• _Dataset content_
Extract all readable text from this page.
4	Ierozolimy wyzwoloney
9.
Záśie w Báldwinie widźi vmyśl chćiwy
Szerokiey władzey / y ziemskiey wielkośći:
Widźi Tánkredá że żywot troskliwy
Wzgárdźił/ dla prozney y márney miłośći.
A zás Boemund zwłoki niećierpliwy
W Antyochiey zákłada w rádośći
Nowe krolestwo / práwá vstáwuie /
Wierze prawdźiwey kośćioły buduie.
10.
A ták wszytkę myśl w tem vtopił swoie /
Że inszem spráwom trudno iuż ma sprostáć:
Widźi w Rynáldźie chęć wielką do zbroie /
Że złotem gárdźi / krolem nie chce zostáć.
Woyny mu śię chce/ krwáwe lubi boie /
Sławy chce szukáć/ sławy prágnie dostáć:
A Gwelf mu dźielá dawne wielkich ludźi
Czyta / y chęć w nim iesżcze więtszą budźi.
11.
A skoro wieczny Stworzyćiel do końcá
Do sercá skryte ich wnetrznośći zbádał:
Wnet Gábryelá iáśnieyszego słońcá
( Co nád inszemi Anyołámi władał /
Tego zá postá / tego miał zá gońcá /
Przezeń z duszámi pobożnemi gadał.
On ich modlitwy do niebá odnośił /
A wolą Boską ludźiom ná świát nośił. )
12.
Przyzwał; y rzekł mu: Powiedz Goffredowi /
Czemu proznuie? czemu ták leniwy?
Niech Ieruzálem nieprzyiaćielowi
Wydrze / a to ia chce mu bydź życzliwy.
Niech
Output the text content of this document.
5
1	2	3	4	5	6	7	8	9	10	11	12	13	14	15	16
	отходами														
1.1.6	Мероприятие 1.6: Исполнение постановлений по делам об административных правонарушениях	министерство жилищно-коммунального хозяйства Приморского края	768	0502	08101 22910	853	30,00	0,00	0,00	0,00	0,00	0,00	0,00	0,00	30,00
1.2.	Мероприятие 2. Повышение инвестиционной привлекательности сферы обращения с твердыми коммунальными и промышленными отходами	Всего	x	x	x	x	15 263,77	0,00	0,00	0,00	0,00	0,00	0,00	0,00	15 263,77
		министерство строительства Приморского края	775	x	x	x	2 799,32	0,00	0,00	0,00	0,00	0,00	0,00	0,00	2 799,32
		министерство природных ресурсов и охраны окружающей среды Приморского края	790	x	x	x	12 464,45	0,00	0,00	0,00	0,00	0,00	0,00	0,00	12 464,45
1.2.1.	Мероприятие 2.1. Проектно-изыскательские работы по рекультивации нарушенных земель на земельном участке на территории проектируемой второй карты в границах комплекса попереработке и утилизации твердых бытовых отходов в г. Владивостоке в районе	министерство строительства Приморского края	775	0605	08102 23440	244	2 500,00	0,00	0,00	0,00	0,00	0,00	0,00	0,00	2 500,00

• _Written request_
Looking at the entries above, how many lines contain the word "chęć"? Answer with the number alone.

• _The solution_
2